* Start Extract provided *

Teams will say success in the NFL is measured by winning Super Bowls. Under that standard, even the Patriots would be pissed off more often than they’d be satisfied.

The real goal for every team (and for the league) is to be relevant to the postseason chase for as long into the regular season as possible. This keeps fans of each team fully engaged for as long as possible, ideally into late December. That process begins in September, with an effort to persuade every fan of every team that plausible hope exists that this year could be the year.

Not the year to win it all. But, for starters, the year to get to the playoffs. Then, when only 12 teams remain and the format is single elimination, maybe it really will be the year.

* End Extract provided *

→ Problems to work on:
**1.** In the NFL passage, in which month does the effort to persuade fans that this could be their year begin?
**2.** Decide whether each statement agrees with the NFL passage, answering yes or no and quoting the deciding words: (a) Under the Super Bowl standard, the Patriots would be satisfied more often than not. (b) The real goal for every team is to stay relevant to the postseason chase as long into the regular season as possible. (c) The format becomes single elimination when 14 teams remain.
**3.** Please carry the NFL passage forward from its final sentence.

* Start Data provided *

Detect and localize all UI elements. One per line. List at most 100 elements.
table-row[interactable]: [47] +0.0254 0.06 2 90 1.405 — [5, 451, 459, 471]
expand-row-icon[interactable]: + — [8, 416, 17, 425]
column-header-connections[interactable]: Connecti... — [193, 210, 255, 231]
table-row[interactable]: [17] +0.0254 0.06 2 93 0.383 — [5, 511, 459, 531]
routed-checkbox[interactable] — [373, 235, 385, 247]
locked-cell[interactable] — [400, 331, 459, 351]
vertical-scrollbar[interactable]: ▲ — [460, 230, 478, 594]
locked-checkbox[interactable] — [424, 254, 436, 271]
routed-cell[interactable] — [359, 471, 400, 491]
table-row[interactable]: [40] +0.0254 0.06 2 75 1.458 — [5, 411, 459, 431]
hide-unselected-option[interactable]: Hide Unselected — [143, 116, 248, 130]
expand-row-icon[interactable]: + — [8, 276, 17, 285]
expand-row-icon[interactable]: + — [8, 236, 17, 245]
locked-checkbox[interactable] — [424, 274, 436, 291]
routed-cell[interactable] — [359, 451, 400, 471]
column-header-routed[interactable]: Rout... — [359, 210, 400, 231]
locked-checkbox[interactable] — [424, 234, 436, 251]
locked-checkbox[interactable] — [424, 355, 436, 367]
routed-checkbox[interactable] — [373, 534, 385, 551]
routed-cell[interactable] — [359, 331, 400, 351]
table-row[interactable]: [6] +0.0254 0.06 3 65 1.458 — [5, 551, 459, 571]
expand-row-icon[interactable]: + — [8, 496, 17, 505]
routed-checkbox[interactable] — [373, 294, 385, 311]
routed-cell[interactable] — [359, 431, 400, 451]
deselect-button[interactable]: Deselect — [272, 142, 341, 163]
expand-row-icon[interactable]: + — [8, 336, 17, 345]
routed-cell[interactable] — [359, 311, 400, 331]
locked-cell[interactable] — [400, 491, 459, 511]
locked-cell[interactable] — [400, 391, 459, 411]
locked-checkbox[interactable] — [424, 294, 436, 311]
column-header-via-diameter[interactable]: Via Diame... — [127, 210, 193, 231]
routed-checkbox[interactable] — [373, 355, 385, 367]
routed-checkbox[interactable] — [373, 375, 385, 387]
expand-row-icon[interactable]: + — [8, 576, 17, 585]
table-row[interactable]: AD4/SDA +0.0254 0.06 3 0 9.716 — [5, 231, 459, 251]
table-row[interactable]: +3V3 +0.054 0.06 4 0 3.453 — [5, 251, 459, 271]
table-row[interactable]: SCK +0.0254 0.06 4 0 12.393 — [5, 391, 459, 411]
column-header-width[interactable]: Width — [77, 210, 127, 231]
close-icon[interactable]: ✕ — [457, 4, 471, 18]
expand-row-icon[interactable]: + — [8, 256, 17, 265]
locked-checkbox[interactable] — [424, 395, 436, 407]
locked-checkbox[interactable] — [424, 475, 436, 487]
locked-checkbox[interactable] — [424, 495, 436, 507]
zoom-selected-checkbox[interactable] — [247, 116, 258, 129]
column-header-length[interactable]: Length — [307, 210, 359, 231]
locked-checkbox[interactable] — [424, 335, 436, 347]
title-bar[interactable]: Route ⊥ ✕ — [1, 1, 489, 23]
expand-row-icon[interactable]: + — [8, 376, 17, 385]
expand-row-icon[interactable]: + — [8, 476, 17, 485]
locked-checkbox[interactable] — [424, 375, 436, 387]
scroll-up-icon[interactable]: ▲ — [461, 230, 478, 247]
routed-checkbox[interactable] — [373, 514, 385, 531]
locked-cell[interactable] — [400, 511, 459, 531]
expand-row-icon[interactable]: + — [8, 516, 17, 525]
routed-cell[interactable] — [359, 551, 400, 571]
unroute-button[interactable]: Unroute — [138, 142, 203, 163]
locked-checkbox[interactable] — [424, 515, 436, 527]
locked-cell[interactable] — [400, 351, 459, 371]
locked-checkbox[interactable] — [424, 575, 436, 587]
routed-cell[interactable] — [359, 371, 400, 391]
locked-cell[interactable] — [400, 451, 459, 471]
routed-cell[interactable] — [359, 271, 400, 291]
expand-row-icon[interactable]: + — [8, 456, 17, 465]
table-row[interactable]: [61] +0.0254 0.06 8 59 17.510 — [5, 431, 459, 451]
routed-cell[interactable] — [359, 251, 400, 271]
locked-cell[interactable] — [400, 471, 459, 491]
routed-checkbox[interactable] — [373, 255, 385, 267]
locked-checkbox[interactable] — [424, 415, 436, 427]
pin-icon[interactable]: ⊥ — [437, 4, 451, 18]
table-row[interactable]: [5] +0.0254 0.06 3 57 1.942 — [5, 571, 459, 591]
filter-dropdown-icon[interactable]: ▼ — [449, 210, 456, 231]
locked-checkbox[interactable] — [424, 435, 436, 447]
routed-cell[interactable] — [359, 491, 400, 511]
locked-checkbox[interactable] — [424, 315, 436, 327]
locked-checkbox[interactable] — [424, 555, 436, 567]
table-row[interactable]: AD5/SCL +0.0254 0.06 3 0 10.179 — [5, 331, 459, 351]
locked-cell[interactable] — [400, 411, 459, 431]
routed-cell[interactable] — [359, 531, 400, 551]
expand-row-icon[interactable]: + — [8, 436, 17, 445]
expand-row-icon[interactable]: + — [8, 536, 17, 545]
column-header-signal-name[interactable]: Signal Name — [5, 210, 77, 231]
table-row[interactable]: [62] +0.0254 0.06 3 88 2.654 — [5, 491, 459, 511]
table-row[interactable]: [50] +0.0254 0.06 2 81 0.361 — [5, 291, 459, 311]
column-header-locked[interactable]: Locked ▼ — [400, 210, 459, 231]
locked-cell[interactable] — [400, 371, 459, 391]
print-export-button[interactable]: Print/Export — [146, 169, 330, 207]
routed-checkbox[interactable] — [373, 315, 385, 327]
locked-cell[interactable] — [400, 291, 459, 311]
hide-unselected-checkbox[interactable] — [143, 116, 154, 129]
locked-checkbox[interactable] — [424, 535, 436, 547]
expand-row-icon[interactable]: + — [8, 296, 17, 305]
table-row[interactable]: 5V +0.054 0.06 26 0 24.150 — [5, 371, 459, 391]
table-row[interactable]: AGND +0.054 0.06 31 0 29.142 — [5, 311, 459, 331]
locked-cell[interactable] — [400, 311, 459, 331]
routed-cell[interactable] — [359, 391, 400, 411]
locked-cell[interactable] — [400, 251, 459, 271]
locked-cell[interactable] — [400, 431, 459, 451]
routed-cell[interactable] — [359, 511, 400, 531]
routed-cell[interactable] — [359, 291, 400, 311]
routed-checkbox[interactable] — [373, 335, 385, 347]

* End Data provided *

→ Answers given:
**1.** September.

**2.**
(a) No: "even the Patriots would be pissed off more often than they’d be satisfied."
(b) Yes: "The real goal for every team (and for the league) is to be relevant to the postseason chase for as long into the regular season as possible."
(c) No: "when only 12 teams remain and the format is single elimination."

**3.**
Commissioner Roger Goodell knows that maximum success for the league comes from maximum fans thinking that their team can make it to the postseason this year. He concludes a season-opening letter (touting changes to officiating, health and safety, celebrations, and pace/presentation enhancements) with this reminder to all fans: “Continuing a decades-long trend, we had numerous teams that missed the postseason in 2015 -- Atlanta, Dallas, Detroit, Miami, the New York Giants, and Oakland -- advance to the 2016 playoffs. Who will it be this year? Will it be your team? It’s time to find out. Let the show begin!”

It begins on Thursday night, with the defending champions hosting one of the other final-eight teams from 2016. And Goodell is right; since the playoff field expanded to 12 in 1990, a trend of 50-percent turnover has emerged.

That’s good news for the 20 teams that didn’t make it last year, bad news for the 12 that did, and great news from a league that thrives when there’s a perception that any year can be the year.

Except, of course, this year, when the Patriots apparently will get their fingerprints on a sixth Lombardi Trophy.

Well, for the rest of the league maybe next year will be the year.